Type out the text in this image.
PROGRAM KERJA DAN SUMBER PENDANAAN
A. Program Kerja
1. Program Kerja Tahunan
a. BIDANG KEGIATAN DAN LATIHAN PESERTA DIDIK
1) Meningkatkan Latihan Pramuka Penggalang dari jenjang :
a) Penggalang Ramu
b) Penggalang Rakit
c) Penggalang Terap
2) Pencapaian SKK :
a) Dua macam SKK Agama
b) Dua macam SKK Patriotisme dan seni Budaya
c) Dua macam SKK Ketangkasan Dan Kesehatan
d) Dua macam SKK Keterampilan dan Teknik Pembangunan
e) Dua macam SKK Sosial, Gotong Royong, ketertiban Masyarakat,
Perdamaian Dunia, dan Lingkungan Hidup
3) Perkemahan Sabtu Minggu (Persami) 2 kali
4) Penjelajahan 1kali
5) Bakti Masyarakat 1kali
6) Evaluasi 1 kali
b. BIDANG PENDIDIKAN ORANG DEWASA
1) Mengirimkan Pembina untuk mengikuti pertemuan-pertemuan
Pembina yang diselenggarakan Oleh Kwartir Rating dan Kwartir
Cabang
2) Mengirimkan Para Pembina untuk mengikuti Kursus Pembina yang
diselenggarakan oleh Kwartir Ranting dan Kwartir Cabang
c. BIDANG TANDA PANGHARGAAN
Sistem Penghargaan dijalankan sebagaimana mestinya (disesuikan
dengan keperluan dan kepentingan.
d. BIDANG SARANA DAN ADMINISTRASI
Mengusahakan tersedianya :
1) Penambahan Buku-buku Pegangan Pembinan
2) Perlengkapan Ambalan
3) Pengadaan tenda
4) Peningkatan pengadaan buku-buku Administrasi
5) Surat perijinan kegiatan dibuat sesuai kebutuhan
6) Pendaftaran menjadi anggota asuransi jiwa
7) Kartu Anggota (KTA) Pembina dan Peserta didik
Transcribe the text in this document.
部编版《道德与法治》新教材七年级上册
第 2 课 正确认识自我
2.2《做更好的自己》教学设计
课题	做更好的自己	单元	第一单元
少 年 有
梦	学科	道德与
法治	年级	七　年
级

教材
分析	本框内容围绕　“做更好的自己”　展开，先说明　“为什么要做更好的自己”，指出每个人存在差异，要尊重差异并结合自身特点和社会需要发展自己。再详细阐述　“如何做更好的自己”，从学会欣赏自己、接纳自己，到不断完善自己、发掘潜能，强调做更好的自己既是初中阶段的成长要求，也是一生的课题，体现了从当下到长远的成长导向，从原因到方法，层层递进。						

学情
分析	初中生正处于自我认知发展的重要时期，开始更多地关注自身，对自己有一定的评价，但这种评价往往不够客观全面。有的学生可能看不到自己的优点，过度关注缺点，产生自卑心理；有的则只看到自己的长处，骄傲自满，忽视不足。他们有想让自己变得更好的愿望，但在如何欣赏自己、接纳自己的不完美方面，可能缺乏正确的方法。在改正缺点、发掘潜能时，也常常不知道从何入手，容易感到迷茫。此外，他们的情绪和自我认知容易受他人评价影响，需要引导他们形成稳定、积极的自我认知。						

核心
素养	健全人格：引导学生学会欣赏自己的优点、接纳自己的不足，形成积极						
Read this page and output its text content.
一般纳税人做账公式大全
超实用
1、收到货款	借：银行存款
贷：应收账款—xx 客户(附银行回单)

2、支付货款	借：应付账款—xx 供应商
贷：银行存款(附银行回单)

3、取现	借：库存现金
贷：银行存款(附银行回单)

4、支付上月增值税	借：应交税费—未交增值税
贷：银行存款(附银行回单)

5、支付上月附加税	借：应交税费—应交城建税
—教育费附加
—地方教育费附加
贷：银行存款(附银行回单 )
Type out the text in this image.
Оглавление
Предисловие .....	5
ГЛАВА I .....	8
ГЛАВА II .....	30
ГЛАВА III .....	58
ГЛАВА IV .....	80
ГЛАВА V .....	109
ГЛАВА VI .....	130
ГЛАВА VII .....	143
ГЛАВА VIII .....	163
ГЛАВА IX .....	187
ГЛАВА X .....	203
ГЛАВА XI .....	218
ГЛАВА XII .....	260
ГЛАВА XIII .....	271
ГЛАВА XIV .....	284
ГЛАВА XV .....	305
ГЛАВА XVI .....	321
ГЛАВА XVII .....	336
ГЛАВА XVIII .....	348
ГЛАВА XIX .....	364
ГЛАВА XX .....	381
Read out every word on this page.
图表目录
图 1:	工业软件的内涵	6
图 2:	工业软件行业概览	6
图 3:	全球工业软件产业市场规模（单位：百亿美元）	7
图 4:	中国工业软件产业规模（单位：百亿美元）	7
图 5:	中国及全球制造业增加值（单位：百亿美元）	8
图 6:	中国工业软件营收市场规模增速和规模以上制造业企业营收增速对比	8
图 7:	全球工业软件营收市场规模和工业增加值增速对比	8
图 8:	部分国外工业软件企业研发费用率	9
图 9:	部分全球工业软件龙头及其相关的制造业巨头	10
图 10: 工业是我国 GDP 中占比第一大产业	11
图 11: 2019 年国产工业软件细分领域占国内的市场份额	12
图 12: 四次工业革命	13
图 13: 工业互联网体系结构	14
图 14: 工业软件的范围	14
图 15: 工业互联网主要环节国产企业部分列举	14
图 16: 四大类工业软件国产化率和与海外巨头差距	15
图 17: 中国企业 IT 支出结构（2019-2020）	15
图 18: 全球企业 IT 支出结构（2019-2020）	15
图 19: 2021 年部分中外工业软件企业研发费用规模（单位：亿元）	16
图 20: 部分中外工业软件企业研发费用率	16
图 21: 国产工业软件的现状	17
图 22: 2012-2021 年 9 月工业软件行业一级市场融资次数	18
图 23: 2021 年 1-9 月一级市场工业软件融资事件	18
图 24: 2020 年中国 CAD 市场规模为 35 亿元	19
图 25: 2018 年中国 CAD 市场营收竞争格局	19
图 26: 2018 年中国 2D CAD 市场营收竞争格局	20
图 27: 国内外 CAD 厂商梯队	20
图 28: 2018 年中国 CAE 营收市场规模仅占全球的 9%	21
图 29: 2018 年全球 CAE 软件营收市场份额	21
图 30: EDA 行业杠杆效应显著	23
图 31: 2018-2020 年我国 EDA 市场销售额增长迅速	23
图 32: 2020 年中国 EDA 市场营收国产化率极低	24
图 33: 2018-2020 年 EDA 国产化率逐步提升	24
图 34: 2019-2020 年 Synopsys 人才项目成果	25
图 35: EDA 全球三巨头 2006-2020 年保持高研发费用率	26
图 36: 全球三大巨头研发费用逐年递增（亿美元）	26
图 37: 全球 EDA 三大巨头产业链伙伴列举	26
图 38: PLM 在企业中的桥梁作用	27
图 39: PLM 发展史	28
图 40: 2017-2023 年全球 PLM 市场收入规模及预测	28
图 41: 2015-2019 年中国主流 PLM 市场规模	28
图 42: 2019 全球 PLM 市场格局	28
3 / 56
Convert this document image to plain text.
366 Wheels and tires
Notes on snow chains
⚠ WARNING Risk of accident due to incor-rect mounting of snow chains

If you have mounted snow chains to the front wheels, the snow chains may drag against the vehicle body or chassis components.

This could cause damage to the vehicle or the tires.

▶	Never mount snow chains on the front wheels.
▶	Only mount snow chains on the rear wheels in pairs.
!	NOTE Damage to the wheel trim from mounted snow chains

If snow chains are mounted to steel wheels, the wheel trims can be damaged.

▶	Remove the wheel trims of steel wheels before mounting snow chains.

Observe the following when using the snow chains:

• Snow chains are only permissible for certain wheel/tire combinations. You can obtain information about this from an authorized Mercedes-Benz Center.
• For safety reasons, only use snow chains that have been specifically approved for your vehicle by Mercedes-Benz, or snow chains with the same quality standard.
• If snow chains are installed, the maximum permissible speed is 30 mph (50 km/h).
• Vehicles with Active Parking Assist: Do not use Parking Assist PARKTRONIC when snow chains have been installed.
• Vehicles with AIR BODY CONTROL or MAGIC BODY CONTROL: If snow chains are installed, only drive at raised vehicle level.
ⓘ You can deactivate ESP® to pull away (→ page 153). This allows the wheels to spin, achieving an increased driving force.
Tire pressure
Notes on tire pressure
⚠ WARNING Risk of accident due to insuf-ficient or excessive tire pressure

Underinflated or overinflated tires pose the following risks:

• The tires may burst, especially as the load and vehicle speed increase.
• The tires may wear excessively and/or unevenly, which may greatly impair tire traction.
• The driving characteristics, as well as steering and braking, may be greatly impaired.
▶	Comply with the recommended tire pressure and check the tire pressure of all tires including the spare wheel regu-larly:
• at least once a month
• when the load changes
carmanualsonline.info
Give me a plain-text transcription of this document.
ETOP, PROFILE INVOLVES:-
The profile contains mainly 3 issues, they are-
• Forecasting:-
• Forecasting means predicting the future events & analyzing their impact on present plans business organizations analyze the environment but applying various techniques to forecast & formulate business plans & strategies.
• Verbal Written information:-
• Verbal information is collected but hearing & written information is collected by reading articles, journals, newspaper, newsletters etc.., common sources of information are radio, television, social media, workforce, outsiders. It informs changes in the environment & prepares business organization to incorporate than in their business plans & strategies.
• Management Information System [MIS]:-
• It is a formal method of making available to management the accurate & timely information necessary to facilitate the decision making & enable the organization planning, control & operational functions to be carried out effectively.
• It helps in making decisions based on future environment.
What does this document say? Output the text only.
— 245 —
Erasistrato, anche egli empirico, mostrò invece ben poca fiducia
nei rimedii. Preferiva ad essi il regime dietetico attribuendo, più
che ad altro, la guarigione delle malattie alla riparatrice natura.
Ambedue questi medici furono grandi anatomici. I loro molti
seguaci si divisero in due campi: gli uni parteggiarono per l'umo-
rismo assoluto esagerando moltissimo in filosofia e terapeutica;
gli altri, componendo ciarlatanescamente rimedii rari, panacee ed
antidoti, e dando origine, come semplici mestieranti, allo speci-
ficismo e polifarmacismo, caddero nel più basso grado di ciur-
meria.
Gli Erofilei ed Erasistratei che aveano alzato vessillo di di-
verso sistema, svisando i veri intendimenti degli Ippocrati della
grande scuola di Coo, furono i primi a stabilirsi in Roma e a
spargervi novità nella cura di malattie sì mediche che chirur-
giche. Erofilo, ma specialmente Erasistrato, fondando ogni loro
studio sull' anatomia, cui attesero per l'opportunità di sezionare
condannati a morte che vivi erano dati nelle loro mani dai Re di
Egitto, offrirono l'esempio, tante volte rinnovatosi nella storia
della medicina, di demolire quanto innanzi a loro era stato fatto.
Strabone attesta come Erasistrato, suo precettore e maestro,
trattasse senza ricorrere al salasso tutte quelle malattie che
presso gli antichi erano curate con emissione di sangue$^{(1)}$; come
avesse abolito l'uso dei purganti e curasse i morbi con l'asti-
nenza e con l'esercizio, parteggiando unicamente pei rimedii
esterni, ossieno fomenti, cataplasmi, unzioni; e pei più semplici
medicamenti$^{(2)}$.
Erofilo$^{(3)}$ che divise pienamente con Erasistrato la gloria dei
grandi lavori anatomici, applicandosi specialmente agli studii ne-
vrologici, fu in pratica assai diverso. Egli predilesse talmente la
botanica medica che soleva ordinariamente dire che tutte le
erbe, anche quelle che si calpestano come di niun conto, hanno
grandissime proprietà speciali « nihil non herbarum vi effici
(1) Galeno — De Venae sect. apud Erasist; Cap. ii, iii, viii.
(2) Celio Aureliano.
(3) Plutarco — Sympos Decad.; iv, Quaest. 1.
◆ ◆ ◆ ◆ ◆ ◆ ◆
§ WHAT YOU ARE ASKED TO DO
Copy every line that contains the string "Mercedes".

§ RESULT
• Snow chains are only permissible for certain wheel/tire combinations. You can obtain information about this from an authorized Mercedes-Benz Center.
• For safety reasons, only use snow chains that have been specifically approved for your vehicle by Mercedes-Benz, or snow chains with the same quality standard.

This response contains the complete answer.